REQUIREMENTS:
State how many lines in the entries below contain the string "scrollbar". Give only the number.

Data extracted from a collection:
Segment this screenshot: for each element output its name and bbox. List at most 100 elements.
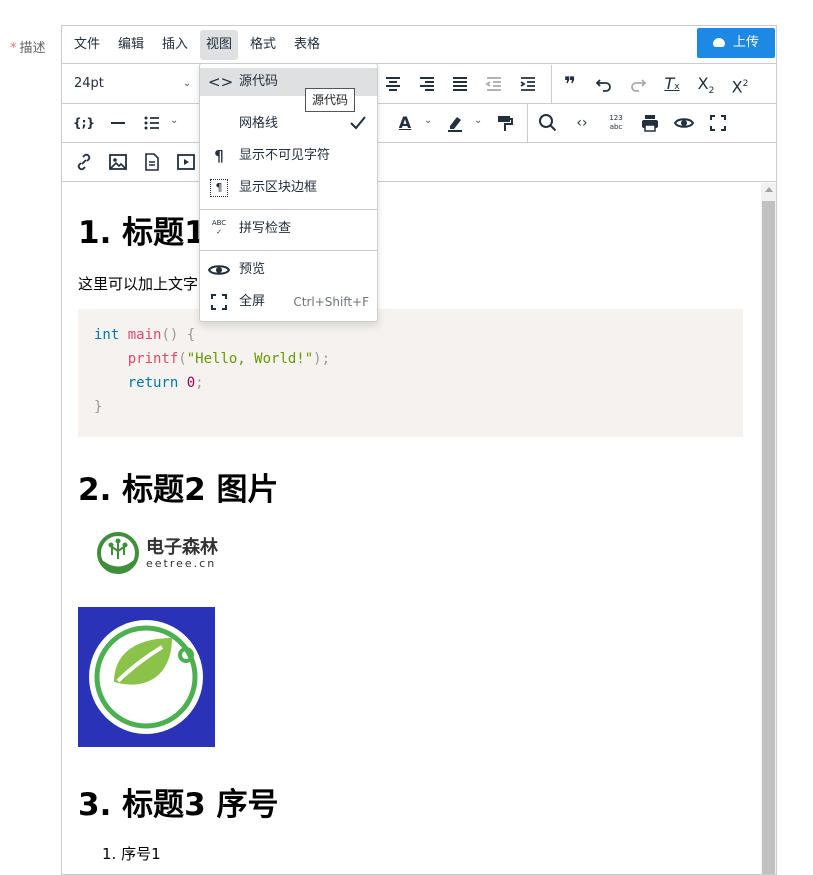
- menu-item-label: 拼写检查: [239, 221, 292, 236]
- fullscreen-icon[interactable]: [705, 110, 731, 136]
- spellcheck-icon: ABC ✓: [211, 219, 227, 236]
- source-code-icon: <>: [208, 73, 234, 91]
- code-number: 0: [186, 375, 196, 391]
- menu-insert[interactable]: 插入: [156, 30, 194, 60]
- chevron-down-icon[interactable]: ⌄: [424, 115, 432, 126]
- view-menu-gridlines[interactable]: 网格线: [200, 110, 377, 138]
- remove-format-icon[interactable]: Tx: [659, 71, 685, 97]
- menu-item-shortcut: Ctrl+Shift+F: [293, 295, 369, 309]
- view-menu-spellcheck[interactable]: ABC ✓ 拼写检查: [200, 215, 377, 243]
- font-color-letter: A: [398, 113, 412, 132]
- superscript-x: X: [731, 77, 743, 97]
- list-item: 1. 序号1: [102, 845, 161, 863]
- remove-format-letter: T: [664, 74, 675, 93]
- code-punctuation: () {: [161, 327, 196, 343]
- toolbar-separator: [551, 65, 552, 103]
- code-sample-icon[interactable]: {;}: [71, 110, 97, 136]
- preview-icon[interactable]: [671, 110, 697, 136]
- view-menu-invisible-chars[interactable]: ¶ 显示不可见字符: [200, 142, 377, 170]
- code-function: printf: [127, 351, 179, 367]
- heading-3: 3. 标题3 序号: [78, 787, 279, 823]
- heading-2: 2. 标题2 图片: [78, 472, 279, 508]
- indent-icon[interactable]: [515, 71, 541, 97]
- font-size-value: 24pt: [74, 76, 104, 91]
- align-center-icon[interactable]: [380, 71, 406, 97]
- code-block: int main() { printf("Hello, World!"); re…: [78, 309, 743, 437]
- redo-icon[interactable]: [625, 71, 651, 97]
- code-punctuation: (: [178, 351, 187, 367]
- menubar: 文件 编辑 插入 视图 格式 表格 上传: [62, 26, 776, 64]
- menu-table[interactable]: 表格: [288, 30, 326, 60]
- paragraph: 这里可以加上文字: [78, 275, 199, 293]
- logo-text-en: eetree.cn: [146, 557, 217, 570]
- link-icon[interactable]: [71, 149, 97, 175]
- menu-item-label: 显示不可见字符: [239, 148, 331, 163]
- label-text: 描述: [19, 41, 46, 56]
- menu-format[interactable]: 格式: [244, 30, 282, 60]
- cloud-upload-icon: [712, 38, 725, 47]
- font-size-select[interactable]: 24pt ⌄: [68, 71, 196, 97]
- code-line: printf("Hello, World!");: [94, 351, 330, 367]
- chevron-down-icon[interactable]: ⌄: [170, 115, 178, 126]
- spellcheck-glyph: ABC: [211, 219, 227, 227]
- undo-icon[interactable]: [591, 71, 617, 97]
- toolbar-row-2: {;} ⌄ A ⌄ ⌄ ‹› 123 abc: [62, 104, 776, 143]
- align-right-icon[interactable]: [414, 71, 440, 97]
- image-icon[interactable]: [105, 149, 131, 175]
- outdent-icon[interactable]: [481, 71, 507, 97]
- align-justify-icon[interactable]: [447, 71, 473, 97]
- font-color-icon[interactable]: A: [392, 110, 418, 136]
- view-menu-fullscreen[interactable]: 全屏 Ctrl+Shift+F: [200, 288, 377, 316]
- chevron-down-icon: ⌄: [183, 78, 192, 89]
- source-code-icon[interactable]: ‹›: [569, 110, 595, 136]
- eetree-logo-mark: [97, 532, 139, 574]
- blockquote-icon[interactable]: ❞: [557, 71, 583, 97]
- toolbar-separator: [527, 104, 528, 142]
- bullet-list-icon[interactable]: [139, 110, 165, 136]
- code-punctuation: );: [313, 351, 331, 367]
- search-icon[interactable]: [535, 110, 561, 136]
- logo-text-cn: 电子森林: [146, 537, 218, 558]
- pilcrow-icon: ¶: [214, 147, 224, 165]
- menu-view[interactable]: 视图: [200, 30, 239, 60]
- upload-button[interactable]: 上传: [697, 28, 775, 58]
- code-line: int main() {: [94, 327, 195, 343]
- format-painter-icon[interactable]: [492, 110, 518, 136]
- code-keyword: return: [127, 375, 179, 391]
- code-punctuation: ;: [195, 375, 204, 391]
- upload-label: 上传: [732, 35, 759, 50]
- scrollbar-thumb[interactable]: [762, 201, 775, 874]
- code-function: main: [127, 327, 162, 343]
- tooltip: 源代码: [305, 88, 356, 112]
- code-line: return 0;: [94, 375, 204, 391]
- menu-item-label: 源代码: [239, 74, 279, 89]
- rich-text-editor: 文件 编辑 插入 视图 格式 表格 上传 24pt ⌄ ❞ Tx X2 X2 {;…: [61, 25, 777, 875]
- document-import-icon[interactable]: [139, 149, 165, 175]
- print-icon[interactable]: [637, 110, 663, 136]
- media-icon[interactable]: [173, 149, 199, 175]
- view-menu-preview[interactable]: 预览: [200, 256, 377, 284]
- fullscreen-icon: [211, 294, 227, 310]
- subscript-digit: 2: [708, 86, 715, 97]
- menu-item-label: 显示区块边框: [239, 180, 318, 195]
- block-border-icon: ¶: [210, 179, 228, 197]
- subscript-x: X: [697, 74, 709, 93]
- view-menu-block-borders[interactable]: ¶ 显示区块边框: [200, 174, 377, 202]
- menu-edit[interactable]: 编辑: [112, 30, 150, 60]
- highlight-color-icon[interactable]: [442, 110, 468, 136]
- superscript-icon[interactable]: X2: [727, 71, 753, 97]
- menu-separator: [200, 209, 377, 210]
- word-count-icon[interactable]: 123 abc: [603, 110, 629, 136]
- scroll-up-arrow-icon[interactable]: [765, 187, 773, 192]
- superscript-digit: 2: [742, 79, 749, 89]
- horizontal-rule-icon[interactable]: [105, 110, 131, 136]
- heading-1: 1. 标题1: [78, 215, 206, 251]
- menu-file[interactable]: 文件: [68, 30, 106, 60]
- editor-content[interactable]: 1. 标题1 这里可以加上文字 int main() { printf("Hel…: [62, 183, 760, 874]
- chevron-down-icon[interactable]: ⌄: [474, 115, 482, 126]
- subscript-icon[interactable]: X2: [693, 71, 719, 97]
- code-keyword: int: [94, 327, 120, 343]
- eetree-logo: 电子森林 eetree.cn: [96, 527, 226, 577]
- toolbar-row-1: 24pt ⌄ ❞ Tx X2 X2: [62, 65, 776, 104]
- content-scrollbar[interactable]: [761, 183, 776, 874]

EXERCISE SOLUTION:
2